# MATERIAL start

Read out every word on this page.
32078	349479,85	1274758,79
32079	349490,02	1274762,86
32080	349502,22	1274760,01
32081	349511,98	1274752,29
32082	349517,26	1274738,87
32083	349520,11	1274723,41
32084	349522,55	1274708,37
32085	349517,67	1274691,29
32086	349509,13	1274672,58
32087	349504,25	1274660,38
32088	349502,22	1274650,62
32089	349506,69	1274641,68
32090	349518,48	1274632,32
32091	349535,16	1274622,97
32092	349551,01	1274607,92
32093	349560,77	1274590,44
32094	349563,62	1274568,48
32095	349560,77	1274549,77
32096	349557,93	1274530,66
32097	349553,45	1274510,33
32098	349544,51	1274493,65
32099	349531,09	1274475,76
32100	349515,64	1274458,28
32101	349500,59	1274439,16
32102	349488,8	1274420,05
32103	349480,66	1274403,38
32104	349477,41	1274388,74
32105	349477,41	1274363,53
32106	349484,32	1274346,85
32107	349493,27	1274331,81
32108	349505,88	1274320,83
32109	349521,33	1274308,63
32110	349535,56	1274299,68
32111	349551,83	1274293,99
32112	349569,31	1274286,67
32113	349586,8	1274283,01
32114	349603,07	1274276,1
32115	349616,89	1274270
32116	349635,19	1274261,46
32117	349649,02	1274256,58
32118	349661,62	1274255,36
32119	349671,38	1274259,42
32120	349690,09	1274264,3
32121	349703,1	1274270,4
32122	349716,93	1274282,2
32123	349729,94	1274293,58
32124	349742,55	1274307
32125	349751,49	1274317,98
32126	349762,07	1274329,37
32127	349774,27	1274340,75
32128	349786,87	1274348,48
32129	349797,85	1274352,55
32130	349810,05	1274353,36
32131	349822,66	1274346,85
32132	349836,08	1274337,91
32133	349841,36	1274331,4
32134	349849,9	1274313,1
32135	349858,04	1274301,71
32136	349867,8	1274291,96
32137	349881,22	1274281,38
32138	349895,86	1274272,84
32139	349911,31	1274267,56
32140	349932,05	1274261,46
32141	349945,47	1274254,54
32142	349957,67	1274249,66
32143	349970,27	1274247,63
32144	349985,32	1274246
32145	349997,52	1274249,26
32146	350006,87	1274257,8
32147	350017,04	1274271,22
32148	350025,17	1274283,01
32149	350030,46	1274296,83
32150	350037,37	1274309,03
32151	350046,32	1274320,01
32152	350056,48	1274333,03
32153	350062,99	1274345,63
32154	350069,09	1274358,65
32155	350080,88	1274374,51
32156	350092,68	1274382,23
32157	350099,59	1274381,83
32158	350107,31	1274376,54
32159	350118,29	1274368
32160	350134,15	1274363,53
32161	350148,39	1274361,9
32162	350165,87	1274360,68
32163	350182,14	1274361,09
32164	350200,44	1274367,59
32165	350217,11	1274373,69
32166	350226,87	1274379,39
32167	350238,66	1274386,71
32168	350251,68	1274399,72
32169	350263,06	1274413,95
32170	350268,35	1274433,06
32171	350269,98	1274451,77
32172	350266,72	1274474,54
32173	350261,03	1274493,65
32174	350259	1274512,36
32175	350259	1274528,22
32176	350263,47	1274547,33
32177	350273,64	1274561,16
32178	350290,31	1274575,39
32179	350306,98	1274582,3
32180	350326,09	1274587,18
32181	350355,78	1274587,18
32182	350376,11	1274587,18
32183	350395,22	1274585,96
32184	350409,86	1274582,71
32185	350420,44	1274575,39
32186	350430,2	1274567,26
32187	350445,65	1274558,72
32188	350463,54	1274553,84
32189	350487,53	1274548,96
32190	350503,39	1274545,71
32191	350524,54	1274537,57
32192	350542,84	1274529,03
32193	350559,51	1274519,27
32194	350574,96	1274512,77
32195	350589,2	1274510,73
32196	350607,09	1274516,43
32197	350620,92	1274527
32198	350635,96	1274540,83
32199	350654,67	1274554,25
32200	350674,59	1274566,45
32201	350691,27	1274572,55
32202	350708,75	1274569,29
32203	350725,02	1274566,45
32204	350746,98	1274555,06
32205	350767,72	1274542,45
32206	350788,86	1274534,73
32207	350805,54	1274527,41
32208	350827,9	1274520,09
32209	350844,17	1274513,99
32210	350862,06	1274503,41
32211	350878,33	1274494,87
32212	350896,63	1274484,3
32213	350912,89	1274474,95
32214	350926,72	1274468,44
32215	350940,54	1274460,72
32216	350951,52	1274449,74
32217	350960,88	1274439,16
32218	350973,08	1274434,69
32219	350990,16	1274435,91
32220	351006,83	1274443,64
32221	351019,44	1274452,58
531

# MATERIAL end

§ **WHAT THIS TASK INVOLVES**
Write the data back out verbatim.

§ **THE SOLUTION**
Read out every word on this page.
32078	349479,85	1274758,79
32079	349490,02	1274762,86
32080	349502,22	1274760,01
32081	349511,98	1274752,29
32082	349517,26	1274738,87
32083	349520,11	1274723,41
32084	349522,55	1274708,37
32085	349517,67	1274691,29
32086	349509,13	1274672,58
32087	349504,25	1274660,38
32088	349502,22	1274650,62
32089	349506,69	1274641,68
32090	349518,48	1274632,32
32091	349535,16	1274622,97
32092	349551,01	1274607,92
32093	349560,77	1274590,44
32094	349563,62	1274568,48
32095	349560,77	1274549,77
32096	349557,93	1274530,66
32097	349553,45	1274510,33
32098	349544,51	1274493,65
32099	349531,09	1274475,76
32100	349515,64	1274458,28
32101	349500,59	1274439,16
32102	349488,8	1274420,05
32103	349480,66	1274403,38
32104	349477,41	1274388,74
32105	349477,41	1274363,53
32106	349484,32	1274346,85
32107	349493,27	1274331,81
32108	349505,88	1274320,83
32109	349521,33	1274308,63
32110	349535,56	1274299,68
32111	349551,83	1274293,99
32112	349569,31	1274286,67
32113	349586,8	1274283,01
32114	349603,07	1274276,1
32115	349616,89	1274270
32116	349635,19	1274261,46
32117	349649,02	1274256,58
32118	349661,62	1274255,36
32119	349671,38	1274259,42
32120	349690,09	1274264,3
32121	349703,1	1274270,4
32122	349716,93	1274282,2
32123	349729,94	1274293,58
32124	349742,55	1274307
32125	349751,49	1274317,98
32126	349762,07	1274329,37
32127	349774,27	1274340,75
32128	349786,87	1274348,48
32129	349797,85	1274352,55
32130	349810,05	1274353,36
32131	349822,66	1274346,85
32132	349836,08	1274337,91
32133	349841,36	1274331,4
32134	349849,9	1274313,1
32135	349858,04	1274301,71
32136	349867,8	1274291,96
32137	349881,22	1274281,38
32138	349895,86	1274272,84
32139	349911,31	1274267,56
32140	349932,05	1274261,46
32141	349945,47	1274254,54
32142	349957,67	1274249,66
32143	349970,27	1274247,63
32144	349985,32	1274246
32145	349997,52	1274249,26
32146	350006,87	1274257,8
32147	350017,04	1274271,22
32148	350025,17	1274283,01
32149	350030,46	1274296,83
32150	350037,37	1274309,03
32151	350046,32	1274320,01
32152	350056,48	1274333,03
32153	350062,99	1274345,63
32154	350069,09	1274358,65
32155	350080,88	1274374,51
32156	350092,68	1274382,23
32157	350099,59	1274381,83
32158	350107,31	1274376,54
32159	350118,29	1274368
32160	350134,15	1274363,53
32161	350148,39	1274361,9
32162	350165,87	1274360,68
32163	350182,14	1274361,09
32164	350200,44	1274367,59
32165	350217,11	1274373,69
32166	350226,87	1274379,39
32167	350238,66	1274386,71
32168	350251,68	1274399,72
32169	350263,06	1274413,95
32170	350268,35	1274433,06
32171	350269,98	1274451,77
32172	350266,72	1274474,54
32173	350261,03	1274493,65
32174	350259	1274512,36
32175	350259	1274528,22
32176	350263,47	1274547,33
32177	350273,64	1274561,16
32178	350290,31	1274575,39
32179	350306,98	1274582,3
32180	350326,09	1274587,18
32181	350355,78	1274587,18
32182	350376,11	1274587,18
32183	350395,22	1274585,96
32184	350409,86	1274582,71
32185	350420,44	1274575,39
32186	350430,2	1274567,26
32187	350445,65	1274558,72
32188	350463,54	1274553,84
32189	350487,53	1274548,96
32190	350503,39	1274545,71
32191	350524,54	1274537,57
32192	350542,84	1274529,03
32193	350559,51	1274519,27
32194	350574,96	1274512,77
32195	350589,2	1274510,73
32196	350607,09	1274516,43
32197	350620,92	1274527
32198	350635,96	1274540,83
32199	350654,67	1274554,25
32200	350674,59	1274566,45
32201	350691,27	1274572,55
32202	350708,75	1274569,29
32203	350725,02	1274566,45
32204	350746,98	1274555,06
32205	350767,72	1274542,45
32206	350788,86	1274534,73
32207	350805,54	1274527,41
32208	350827,9	1274520,09
32209	350844,17	1274513,99
32210	350862,06	1274503,41
32211	350878,33	1274494,87
32212	350896,63	1274484,3
32213	350912,89	1274474,95
32214	350926,72	1274468,44
32215	350940,54	1274460,72
32216	350951,52	1274449,74
32217	350960,88	1274439,16
32218	350973,08	1274434,69
32219	350990,16	1274435,91
32220	351006,83	1274443,64
32221	351019,44	1274452,58
531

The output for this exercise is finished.